**Task directions:**
Reproduce the material exactly, omitting nothing.

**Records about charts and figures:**
--------
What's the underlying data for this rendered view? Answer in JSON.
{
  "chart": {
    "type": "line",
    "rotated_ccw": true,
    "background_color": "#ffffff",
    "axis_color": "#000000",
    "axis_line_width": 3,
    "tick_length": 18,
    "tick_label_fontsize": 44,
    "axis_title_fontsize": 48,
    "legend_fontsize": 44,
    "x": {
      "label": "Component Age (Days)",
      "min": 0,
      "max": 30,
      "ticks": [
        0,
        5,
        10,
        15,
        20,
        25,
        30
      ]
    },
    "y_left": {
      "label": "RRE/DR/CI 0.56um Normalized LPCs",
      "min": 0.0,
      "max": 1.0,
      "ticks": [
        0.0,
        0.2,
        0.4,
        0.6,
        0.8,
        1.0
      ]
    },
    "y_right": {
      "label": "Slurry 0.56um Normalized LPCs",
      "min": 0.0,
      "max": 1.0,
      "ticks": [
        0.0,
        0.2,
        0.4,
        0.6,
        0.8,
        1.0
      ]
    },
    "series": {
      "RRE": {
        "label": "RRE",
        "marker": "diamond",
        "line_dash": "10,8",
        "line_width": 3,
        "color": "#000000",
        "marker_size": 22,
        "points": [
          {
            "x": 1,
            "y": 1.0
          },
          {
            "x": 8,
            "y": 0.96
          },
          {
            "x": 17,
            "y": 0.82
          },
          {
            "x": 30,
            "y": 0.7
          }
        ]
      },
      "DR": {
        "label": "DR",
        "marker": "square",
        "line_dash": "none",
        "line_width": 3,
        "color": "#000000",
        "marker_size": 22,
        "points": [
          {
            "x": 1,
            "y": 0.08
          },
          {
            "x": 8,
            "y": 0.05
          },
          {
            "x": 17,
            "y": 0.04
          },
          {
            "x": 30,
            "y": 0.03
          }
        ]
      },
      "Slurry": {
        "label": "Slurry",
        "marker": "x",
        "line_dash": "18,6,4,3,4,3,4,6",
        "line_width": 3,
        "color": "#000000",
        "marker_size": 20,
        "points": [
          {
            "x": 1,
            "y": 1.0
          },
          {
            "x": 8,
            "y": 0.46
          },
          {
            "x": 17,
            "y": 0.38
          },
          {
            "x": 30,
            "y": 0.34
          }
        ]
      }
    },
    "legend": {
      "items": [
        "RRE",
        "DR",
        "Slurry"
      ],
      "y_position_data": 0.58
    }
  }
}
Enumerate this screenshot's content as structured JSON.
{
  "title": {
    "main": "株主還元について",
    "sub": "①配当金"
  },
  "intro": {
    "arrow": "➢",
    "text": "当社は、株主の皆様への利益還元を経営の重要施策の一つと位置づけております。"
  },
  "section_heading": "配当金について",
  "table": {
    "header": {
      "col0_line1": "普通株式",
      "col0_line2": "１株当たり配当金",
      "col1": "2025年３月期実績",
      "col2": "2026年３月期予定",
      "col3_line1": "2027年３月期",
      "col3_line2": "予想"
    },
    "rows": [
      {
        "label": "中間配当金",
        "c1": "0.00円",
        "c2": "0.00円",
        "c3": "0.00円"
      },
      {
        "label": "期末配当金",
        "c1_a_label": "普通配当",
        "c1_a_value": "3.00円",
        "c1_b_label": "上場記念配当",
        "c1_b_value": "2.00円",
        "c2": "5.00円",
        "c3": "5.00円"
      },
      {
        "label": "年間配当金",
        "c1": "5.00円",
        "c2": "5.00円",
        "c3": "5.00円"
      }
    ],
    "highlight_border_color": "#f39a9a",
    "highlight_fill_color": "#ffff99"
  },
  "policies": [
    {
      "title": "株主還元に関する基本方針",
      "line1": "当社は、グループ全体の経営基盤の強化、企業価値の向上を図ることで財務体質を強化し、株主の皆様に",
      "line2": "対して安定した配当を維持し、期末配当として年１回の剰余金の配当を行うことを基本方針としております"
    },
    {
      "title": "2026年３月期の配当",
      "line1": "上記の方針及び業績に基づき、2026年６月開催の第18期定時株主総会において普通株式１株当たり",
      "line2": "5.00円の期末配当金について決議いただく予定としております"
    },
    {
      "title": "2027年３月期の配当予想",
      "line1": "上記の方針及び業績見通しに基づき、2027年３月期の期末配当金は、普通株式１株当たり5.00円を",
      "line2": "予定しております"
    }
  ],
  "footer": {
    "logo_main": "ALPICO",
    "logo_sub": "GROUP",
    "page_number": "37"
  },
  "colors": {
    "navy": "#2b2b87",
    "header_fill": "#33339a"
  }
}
--------
**Right answer:**
What's the underlying data for this rendered view? Answer in JSON.
{
  "chart": {
    "type": "line",
    "rotated_ccw": true,
    "background_color": "#ffffff",
    "axis_color": "#000000",
    "axis_line_width": 3,
    "tick_length": 18,
    "tick_label_fontsize": 44,
    "axis_title_fontsize": 48,
    "legend_fontsize": 44,
    "x": {
      "label": "Component Age (Days)",
      "min": 0,
      "max": 30,
      "ticks": [
        0,
        5,
        10,
        15,
        20,
        25,
        30
      ]
    },
    "y_left": {
      "label": "RRE/DR/CI 0.56um Normalized LPCs",
      "min": 0.0,
      "max": 1.0,
      "ticks": [
        0.0,
        0.2,
        0.4,
        0.6,
        0.8,
        1.0
      ]
    },
    "y_right": {
      "label": "Slurry 0.56um Normalized LPCs",
      "min": 0.0,
      "max": 1.0,
      "ticks": [
        0.0,
        0.2,
        0.4,
        0.6,
        0.8,
        1.0
      ]
    },
    "series": {
      "RRE": {
        "label": "RRE",
        "marker": "diamond",
        "line_dash": "10,8",
        "line_width": 3,
        "color": "#000000",
        "marker_size": 22,
        "points": [
          {
            "x": 1,
            "y": 1.0
          },
          {
            "x": 8,
            "y": 0.96
          },
          {
            "x": 17,
            "y": 0.82
          },
          {
            "x": 30,
            "y": 0.7
          }
        ]
      },
      "DR": {
        "label": "DR",
        "marker": "square",
        "line_dash": "none",
        "line_width": 3,
        "color": "#000000",
        "marker_size": 22,
        "points": [
          {
            "x": 1,
            "y": 0.08
          },
          {
            "x": 8,
            "y": 0.05
          },
          {
            "x": 17,
            "y": 0.04
          },
          {
            "x": 30,
            "y": 0.03
          }
        ]
      },
      "Slurry": {
        "label": "Slurry",
        "marker": "x",
        "line_dash": "18,6,4,3,4,3,4,6",
        "line_width": 3,
        "color": "#000000",
        "marker_size": 20,
        "points": [
          {
            "x": 1,
            "y": 1.0
          },
          {
            "x": 8,
            "y": 0.46
          },
          {
            "x": 17,
            "y": 0.38
          },
          {
            "x": 30,
            "y": 0.34
          }
        ]
      }
    },
    "legend": {
      "items": [
        "RRE",
        "DR",
        "Slurry"
      ],
      "y_position_data": 0.58
    }
  }
}
Enumerate this screenshot's content as structured JSON.
{
  "title": {
    "main": "株主還元について",
    "sub": "①配当金"
  },
  "intro": {
    "arrow": "➢",
    "text": "当社は、株主の皆様への利益還元を経営の重要施策の一つと位置づけております。"
  },
  "section_heading": "配当金について",
  "table": {
    "header": {
      "col0_line1": "普通株式",
      "col0_line2": "１株当たり配当金",
      "col1": "2025年３月期実績",
      "col2": "2026年３月期予定",
      "col3_line1": "2027年３月期",
      "col3_line2": "予想"
    },
    "rows": [
      {
        "label": "中間配当金",
        "c1": "0.00円",
        "c2": "0.00円",
        "c3": "0.00円"
      },
      {
        "label": "期末配当金",
        "c1_a_label": "普通配当",
        "c1_a_value": "3.00円",
        "c1_b_label": "上場記念配当",
        "c1_b_value": "2.00円",
        "c2": "5.00円",
        "c3": "5.00円"
      },
      {
        "label": "年間配当金",
        "c1": "5.00円",
        "c2": "5.00円",
        "c3": "5.00円"
      }
    ],
    "highlight_border_color": "#f39a9a",
    "highlight_fill_color": "#ffff99"
  },
  "policies": [
    {
      "title": "株主還元に関する基本方針",
      "line1": "当社は、グループ全体の経営基盤の強化、企業価値の向上を図ることで財務体質を強化し、株主の皆様に",
      "line2": "対して安定した配当を維持し、期末配当として年１回の剰余金の配当を行うことを基本方針としております"
    },
    {
      "title": "2026年３月期の配当",
      "line1": "上記の方針及び業績に基づき、2026年６月開催の第18期定時株主総会において普通株式１株当たり",
      "line2": "5.00円の期末配当金について決議いただく予定としております"
    },
    {
      "title": "2027年３月期の配当予想",
      "line1": "上記の方針及び業績見通しに基づき、2027年３月期の期末配当金は、普通株式１株当たり5.00円を",
      "line2": "予定しております"
    }
  ],
  "footer": {
    "logo_main": "ALPICO",
    "logo_sub": "GROUP",
    "page_number": "37"
  },
  "colors": {
    "navy": "#2b2b87",
    "header_fill": "#33339a"
  }
}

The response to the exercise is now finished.